What you have to do ->
Review the lines that follow and copy each one that contains the word "throat".

-- Begin --

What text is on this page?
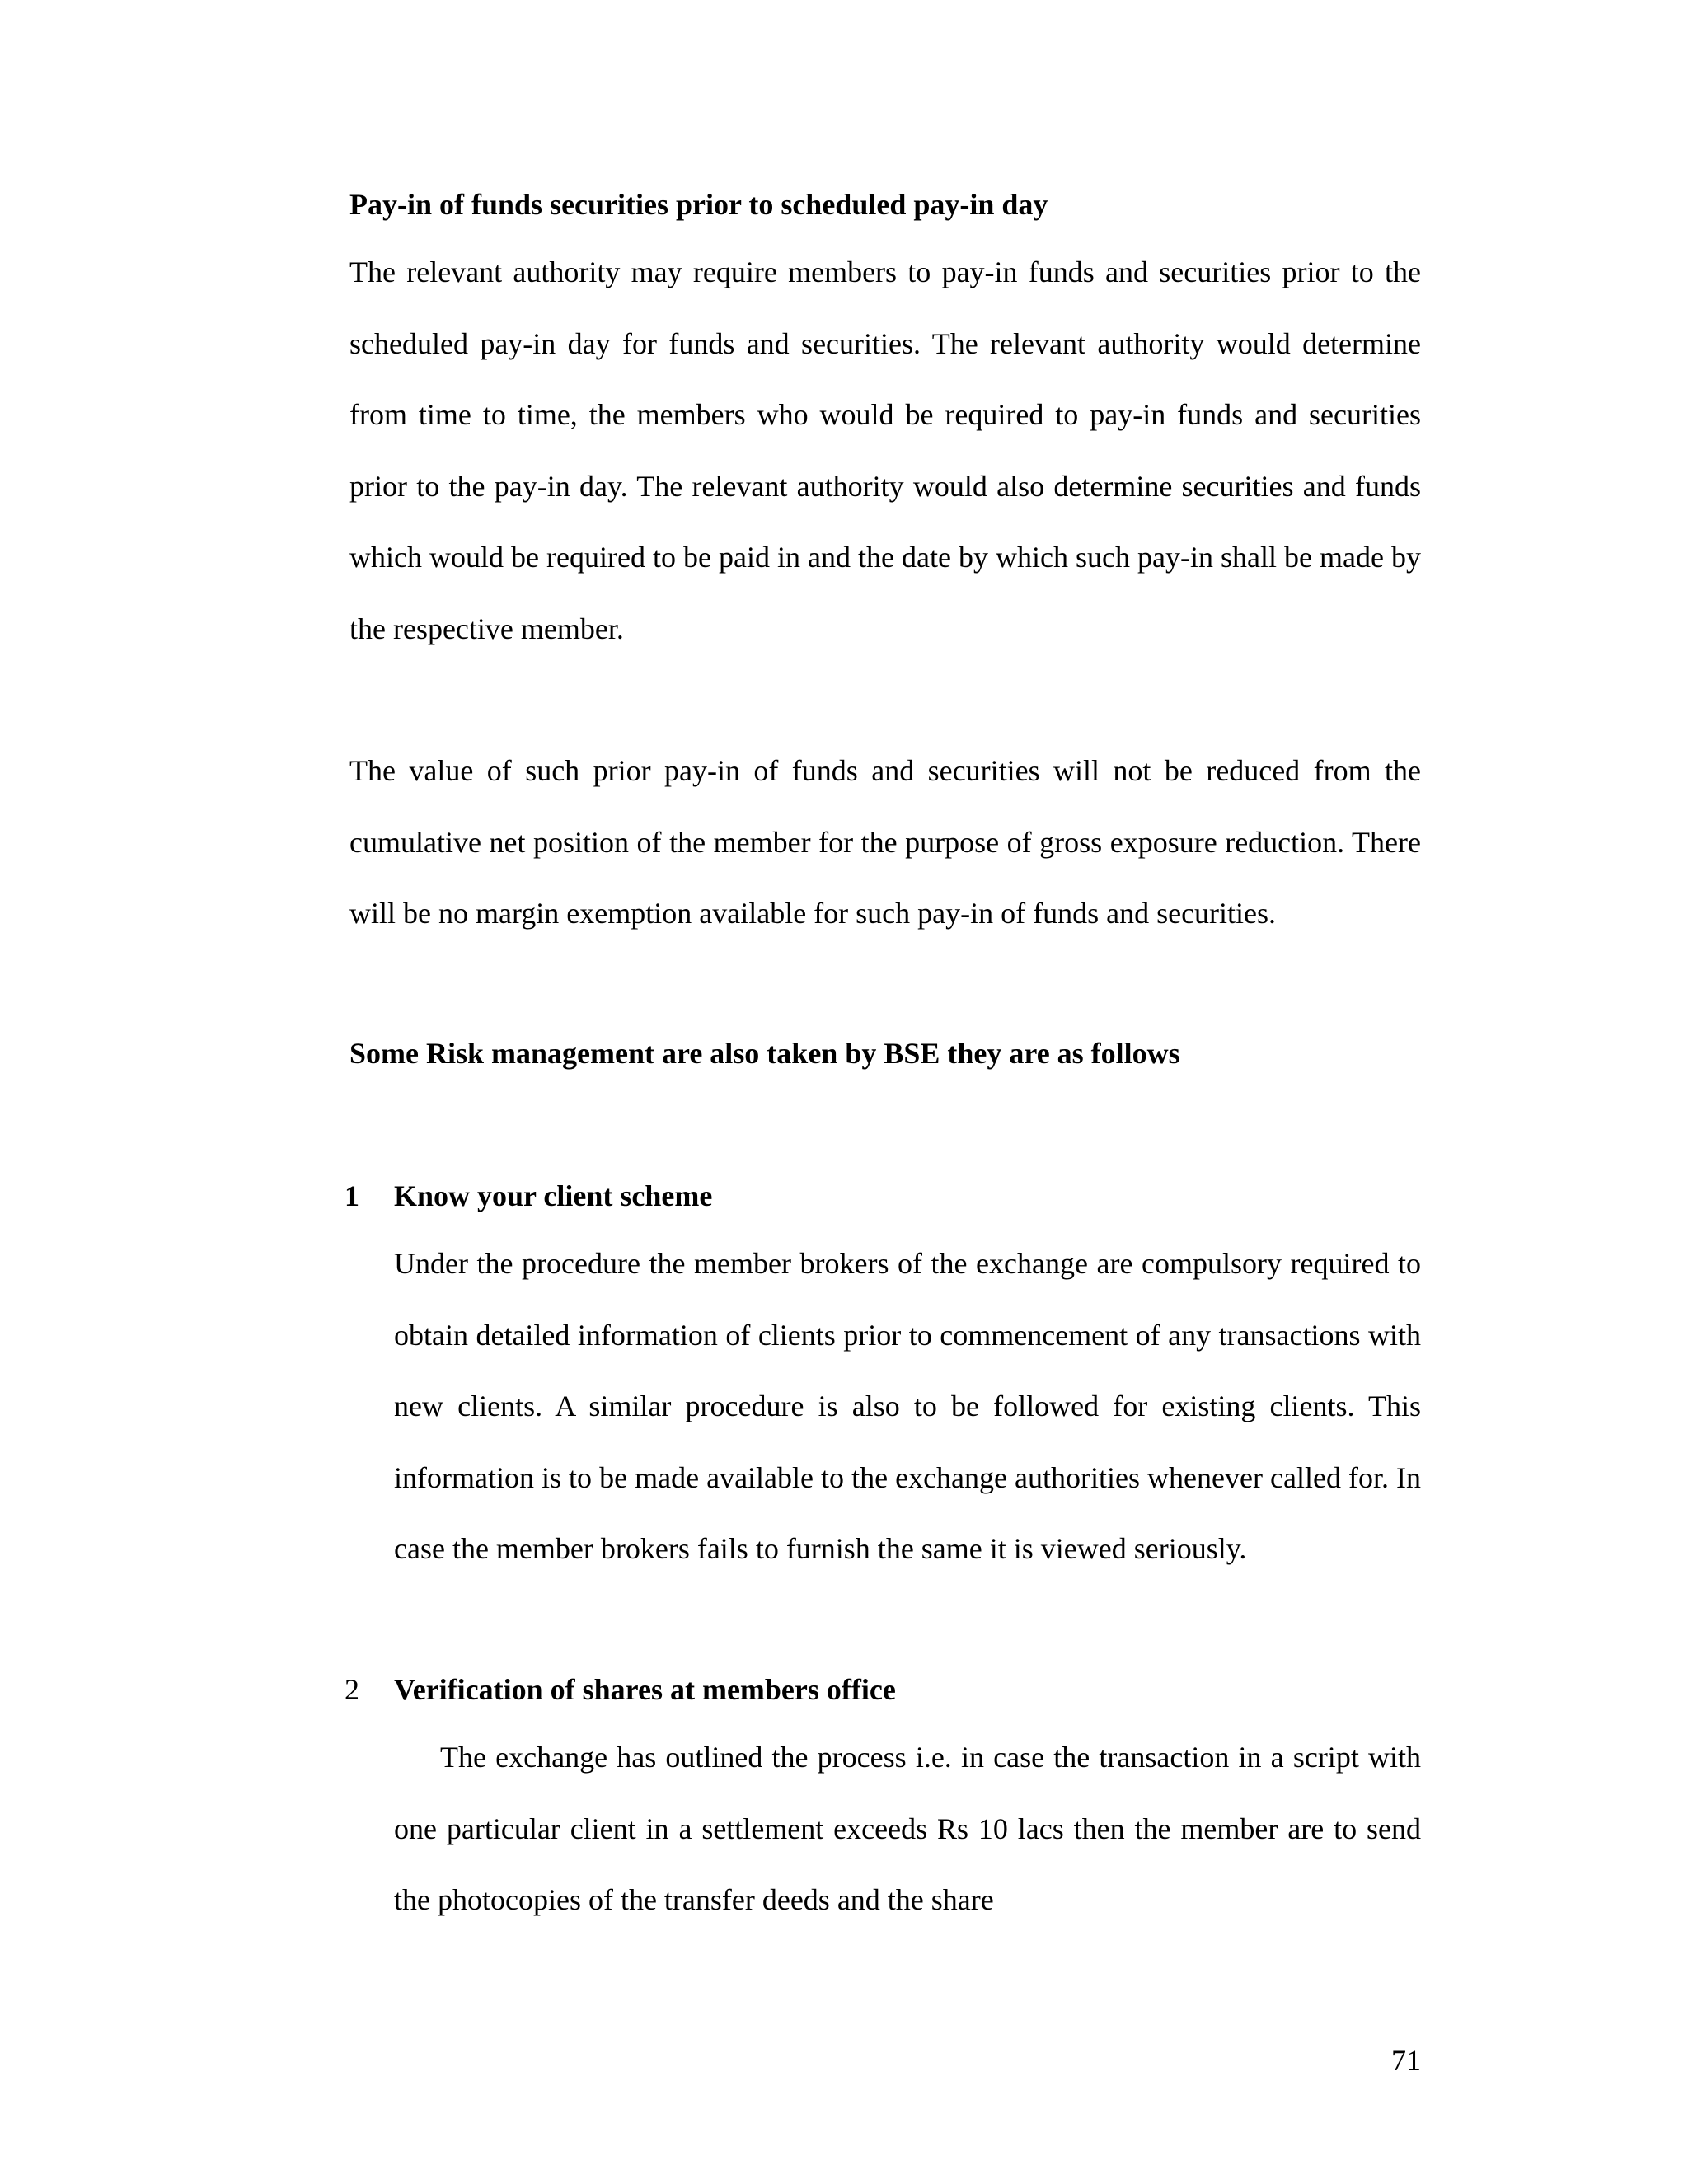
Pay-in of funds securities prior to scheduled pay-in day

The relevant authority may require members to pay-in funds and securities prior to the scheduled pay-in day for funds and securities. The relevant authority would determine from time to time, the members who would be required to pay-in funds and securities prior to the pay-in day. The relevant authority would also determine securities and funds which would be required to be paid in and the date by which such pay-in shall be made by the respective member.

The value of such prior pay-in of funds and securities will not be reduced from the cumulative net position of the member for the purpose of gross exposure reduction. There will be no margin exemption available for such pay-in of funds and securities.

Some Risk management are also taken by BSE they are as follows

1 Know your client scheme

Under the procedure the member brokers of the exchange are compulsory required to obtain detailed information of clients prior to commencement of any transactions with new clients. A similar procedure is also to be followed for existing clients. This information is to be made available to the exchange authorities whenever called for. In case the member brokers fails to furnish the same it is viewed seriously.

2 Verification of shares at members office

The exchange has outlined the process i.e. in case the transaction in a script with one particular client in a settlement exceeds Rs 10 lacs then the member are to send the photocopies of the transfer deeds and the share

71
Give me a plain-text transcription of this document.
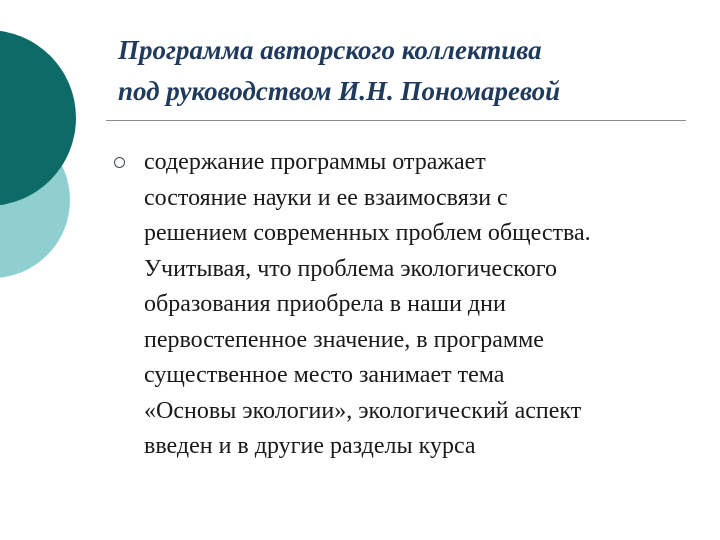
Программа авторского коллектива
под руководством И.Н. Пономаревой

содержание программы отражает
состояние науки и ее взаимосвязи с
решением современных проблем общества.
Учитывая, что проблема экологического
образования приобрела в наши дни
первостепенное значение, в программе
существенное место занимает тема
«Основы экологии», экологический аспект
введен и в другие разделы курса
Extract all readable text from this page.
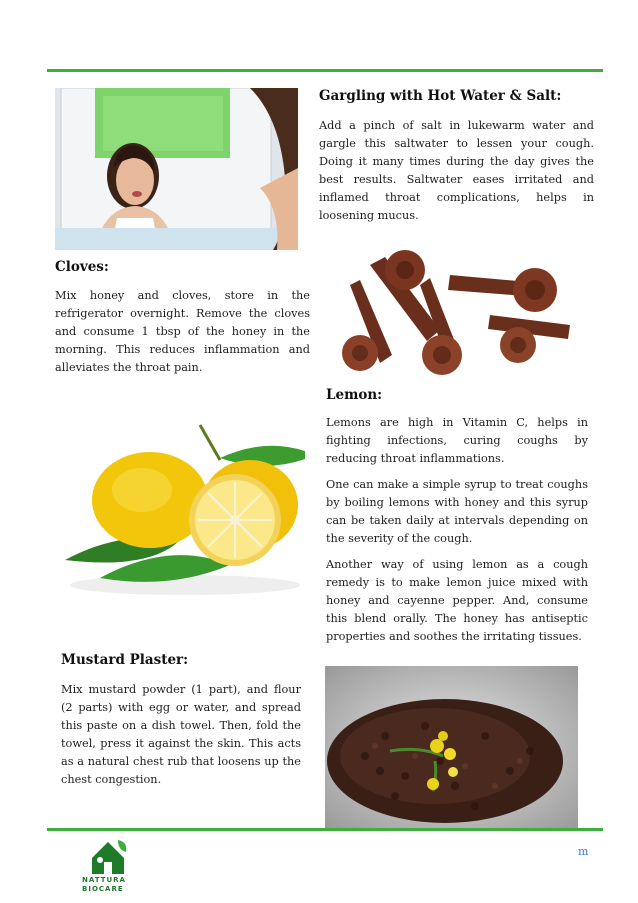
Gargling with Hot Water & Salt:
Add a pinch of salt in lukewarm water and gargle this saltwater to lessen your cough. Doing it many times during the day gives the best results. Saltwater eases irritated and inflamed throat complications, helps in loosening mucus.
Cloves:
Mix honey and cloves, store in the refrigerator overnight. Remove the cloves and consume 1 tbsp of the honey in the morning. This reduces inflammation and alleviates the throat pain.
Lemon:

Lemons are high in Vitamin C, helps in fighting infections, curing coughs by reducing throat inflammations.

One can make a simple syrup to treat coughs by boiling lemons with honey and this syrup can be taken daily at intervals depending on the severity of the cough.

Another way of using lemon as a cough remedy is to make lemon juice mixed with honey and cayenne pepper. And, consume this blend orally. The honey has antiseptic properties and soothes the irritating tissues.

Mustard Plaster:
Mix mustard powder (1 part), and flour (2 parts) with egg or water, and spread this paste on a dish towel. Then, fold the towel, press it against the skin. This acts as a natural chest rub that loosens up the chest congestion.
NATTURA
BIOCARE
m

-- End --

Expected output ->
Add a pinch of salt in lukewarm water and gargle this saltwater to lessen your cough. Doing it many times during the day gives the best results. Saltwater eases irritated and inflamed throat complications, helps in loosening mucus.
Mix honey and cloves, store in the refrigerator overnight. Remove the cloves and consume 1 tbsp of the honey in the morning. This reduces inflammation and alleviates the throat pain.
Lemons are high in Vitamin C, helps in fighting infections, curing coughs by reducing throat inflammations.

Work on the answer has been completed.